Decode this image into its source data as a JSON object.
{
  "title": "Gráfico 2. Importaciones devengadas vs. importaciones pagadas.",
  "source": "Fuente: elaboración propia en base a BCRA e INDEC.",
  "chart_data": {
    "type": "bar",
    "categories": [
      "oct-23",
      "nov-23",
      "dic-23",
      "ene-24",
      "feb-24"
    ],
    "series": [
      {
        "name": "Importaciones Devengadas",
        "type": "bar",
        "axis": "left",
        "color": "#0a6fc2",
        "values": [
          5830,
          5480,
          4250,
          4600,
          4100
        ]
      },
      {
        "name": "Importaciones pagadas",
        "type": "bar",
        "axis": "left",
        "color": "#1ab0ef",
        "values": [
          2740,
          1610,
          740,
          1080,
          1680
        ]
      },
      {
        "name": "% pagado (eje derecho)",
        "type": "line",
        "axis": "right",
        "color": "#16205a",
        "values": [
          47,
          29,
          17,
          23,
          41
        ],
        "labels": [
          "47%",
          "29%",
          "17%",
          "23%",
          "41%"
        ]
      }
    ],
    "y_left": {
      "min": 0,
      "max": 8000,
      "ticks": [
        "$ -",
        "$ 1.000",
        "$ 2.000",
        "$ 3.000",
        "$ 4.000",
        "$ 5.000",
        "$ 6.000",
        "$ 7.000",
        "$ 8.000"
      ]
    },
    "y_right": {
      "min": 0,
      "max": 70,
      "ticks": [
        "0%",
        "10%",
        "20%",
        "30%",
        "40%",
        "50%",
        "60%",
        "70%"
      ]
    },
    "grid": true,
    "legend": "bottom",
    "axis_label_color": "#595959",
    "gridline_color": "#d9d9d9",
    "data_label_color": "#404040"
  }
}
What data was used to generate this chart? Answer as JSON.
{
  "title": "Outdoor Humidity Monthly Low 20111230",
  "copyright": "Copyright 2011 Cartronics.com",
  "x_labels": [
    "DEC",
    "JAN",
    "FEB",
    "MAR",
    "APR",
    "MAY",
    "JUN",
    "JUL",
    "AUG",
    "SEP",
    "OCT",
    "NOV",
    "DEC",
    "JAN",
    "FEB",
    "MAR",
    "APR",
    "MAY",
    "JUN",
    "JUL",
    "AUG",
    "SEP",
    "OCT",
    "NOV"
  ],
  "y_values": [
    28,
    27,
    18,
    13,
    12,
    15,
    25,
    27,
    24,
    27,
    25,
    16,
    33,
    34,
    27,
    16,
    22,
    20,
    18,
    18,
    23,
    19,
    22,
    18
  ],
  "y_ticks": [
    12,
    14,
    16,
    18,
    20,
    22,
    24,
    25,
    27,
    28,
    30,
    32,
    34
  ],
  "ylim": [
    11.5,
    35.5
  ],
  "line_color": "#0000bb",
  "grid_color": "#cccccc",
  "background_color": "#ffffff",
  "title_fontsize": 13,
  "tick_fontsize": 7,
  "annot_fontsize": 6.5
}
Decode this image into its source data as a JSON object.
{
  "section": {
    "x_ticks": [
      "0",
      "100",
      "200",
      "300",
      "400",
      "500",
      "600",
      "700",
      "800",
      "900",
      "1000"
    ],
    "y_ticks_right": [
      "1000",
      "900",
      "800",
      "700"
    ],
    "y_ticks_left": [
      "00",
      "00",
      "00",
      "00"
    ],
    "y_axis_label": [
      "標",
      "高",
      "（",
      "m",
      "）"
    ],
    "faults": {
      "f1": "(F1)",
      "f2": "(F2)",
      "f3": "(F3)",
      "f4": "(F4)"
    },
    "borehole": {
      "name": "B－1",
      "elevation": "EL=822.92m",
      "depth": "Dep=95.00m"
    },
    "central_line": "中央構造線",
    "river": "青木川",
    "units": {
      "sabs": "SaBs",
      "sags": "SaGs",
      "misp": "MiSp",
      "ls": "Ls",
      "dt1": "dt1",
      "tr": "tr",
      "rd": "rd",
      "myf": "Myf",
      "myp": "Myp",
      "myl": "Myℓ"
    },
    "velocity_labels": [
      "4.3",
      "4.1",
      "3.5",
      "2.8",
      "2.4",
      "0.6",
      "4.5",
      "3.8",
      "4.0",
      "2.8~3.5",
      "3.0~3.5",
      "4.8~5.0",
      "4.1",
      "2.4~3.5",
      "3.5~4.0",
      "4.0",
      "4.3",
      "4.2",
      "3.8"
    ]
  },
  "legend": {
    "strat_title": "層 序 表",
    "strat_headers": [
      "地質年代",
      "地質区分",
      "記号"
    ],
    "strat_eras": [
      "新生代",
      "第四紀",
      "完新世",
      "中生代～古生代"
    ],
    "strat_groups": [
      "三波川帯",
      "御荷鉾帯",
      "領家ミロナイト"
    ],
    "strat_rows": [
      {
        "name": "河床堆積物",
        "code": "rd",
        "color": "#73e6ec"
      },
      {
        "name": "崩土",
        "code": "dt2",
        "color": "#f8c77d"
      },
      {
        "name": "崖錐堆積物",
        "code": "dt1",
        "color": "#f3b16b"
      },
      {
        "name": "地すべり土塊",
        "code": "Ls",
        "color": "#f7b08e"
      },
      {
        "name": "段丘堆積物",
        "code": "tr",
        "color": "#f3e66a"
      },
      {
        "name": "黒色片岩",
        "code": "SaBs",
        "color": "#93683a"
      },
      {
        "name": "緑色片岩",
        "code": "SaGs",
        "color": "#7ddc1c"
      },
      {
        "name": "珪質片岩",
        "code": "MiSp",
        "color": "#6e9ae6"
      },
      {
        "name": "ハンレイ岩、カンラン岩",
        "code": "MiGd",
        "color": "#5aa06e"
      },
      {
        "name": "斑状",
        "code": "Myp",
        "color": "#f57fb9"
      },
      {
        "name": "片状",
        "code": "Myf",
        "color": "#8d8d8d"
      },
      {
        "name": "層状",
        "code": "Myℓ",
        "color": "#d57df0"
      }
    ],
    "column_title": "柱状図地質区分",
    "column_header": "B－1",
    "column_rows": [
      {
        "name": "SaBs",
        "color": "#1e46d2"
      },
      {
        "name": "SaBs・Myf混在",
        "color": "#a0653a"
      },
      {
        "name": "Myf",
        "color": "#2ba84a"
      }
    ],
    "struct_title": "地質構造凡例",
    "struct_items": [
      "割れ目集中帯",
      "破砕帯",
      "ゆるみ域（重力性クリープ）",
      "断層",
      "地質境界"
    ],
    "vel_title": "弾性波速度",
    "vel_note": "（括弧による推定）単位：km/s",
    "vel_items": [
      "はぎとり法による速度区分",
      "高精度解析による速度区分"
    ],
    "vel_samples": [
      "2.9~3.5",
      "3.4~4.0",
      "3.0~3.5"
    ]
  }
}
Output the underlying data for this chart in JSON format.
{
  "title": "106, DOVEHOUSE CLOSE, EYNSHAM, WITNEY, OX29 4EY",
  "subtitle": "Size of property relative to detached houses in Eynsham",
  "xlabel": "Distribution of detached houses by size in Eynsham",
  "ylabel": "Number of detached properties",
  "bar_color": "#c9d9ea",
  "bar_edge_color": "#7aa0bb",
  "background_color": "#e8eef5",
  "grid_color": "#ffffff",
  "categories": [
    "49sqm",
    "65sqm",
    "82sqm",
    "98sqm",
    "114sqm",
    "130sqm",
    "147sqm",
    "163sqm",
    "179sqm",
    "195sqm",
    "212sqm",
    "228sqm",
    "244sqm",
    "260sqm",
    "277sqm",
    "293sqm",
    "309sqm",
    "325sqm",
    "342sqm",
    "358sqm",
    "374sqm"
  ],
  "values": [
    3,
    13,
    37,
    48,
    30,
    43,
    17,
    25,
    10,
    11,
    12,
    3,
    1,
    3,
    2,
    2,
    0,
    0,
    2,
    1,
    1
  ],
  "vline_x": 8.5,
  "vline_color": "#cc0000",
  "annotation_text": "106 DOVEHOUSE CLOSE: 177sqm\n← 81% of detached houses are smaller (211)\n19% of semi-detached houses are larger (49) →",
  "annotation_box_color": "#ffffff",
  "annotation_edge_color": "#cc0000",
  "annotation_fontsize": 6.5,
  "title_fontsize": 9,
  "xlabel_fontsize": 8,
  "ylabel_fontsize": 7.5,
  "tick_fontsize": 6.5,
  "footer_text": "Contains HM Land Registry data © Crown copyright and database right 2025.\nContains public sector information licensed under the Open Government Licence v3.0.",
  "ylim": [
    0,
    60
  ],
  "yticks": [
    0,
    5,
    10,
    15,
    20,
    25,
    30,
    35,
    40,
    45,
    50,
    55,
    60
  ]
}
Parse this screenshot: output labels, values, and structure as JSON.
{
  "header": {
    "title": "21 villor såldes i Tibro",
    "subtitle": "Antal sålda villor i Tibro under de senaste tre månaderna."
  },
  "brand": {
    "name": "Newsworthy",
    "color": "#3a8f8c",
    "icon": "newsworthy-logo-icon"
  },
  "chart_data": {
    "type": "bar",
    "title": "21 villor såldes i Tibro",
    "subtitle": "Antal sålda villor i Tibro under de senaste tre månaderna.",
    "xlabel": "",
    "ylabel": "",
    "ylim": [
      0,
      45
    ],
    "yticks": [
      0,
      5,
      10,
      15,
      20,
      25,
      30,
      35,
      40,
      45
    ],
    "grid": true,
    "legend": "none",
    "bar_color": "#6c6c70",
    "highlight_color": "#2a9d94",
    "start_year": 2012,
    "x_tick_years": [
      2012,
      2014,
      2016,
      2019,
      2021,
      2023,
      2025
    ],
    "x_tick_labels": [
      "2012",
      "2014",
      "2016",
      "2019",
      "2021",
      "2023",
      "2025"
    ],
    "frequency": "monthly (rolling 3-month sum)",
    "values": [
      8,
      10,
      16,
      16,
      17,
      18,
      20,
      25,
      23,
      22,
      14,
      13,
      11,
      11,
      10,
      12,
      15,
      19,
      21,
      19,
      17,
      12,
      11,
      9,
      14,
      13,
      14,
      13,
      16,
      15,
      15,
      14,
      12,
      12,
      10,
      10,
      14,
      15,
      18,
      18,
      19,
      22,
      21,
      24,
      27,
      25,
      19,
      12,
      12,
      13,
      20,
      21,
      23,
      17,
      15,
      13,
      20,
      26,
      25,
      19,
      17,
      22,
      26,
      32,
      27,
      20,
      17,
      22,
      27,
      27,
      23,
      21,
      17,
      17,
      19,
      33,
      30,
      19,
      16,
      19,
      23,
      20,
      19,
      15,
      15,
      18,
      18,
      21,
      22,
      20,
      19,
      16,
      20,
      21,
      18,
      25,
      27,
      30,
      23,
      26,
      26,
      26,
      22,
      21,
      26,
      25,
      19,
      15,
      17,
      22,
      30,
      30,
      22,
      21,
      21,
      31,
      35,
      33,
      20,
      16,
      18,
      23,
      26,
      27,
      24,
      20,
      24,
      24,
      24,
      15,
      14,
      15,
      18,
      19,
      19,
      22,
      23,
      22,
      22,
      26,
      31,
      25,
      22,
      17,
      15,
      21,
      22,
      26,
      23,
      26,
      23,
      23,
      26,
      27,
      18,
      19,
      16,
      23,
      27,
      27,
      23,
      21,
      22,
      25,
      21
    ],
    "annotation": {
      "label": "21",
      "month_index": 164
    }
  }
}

### [Written request]
Count the lines in the records above that contain the word "ffffff", and reply with only that number.

### [Completed task]
3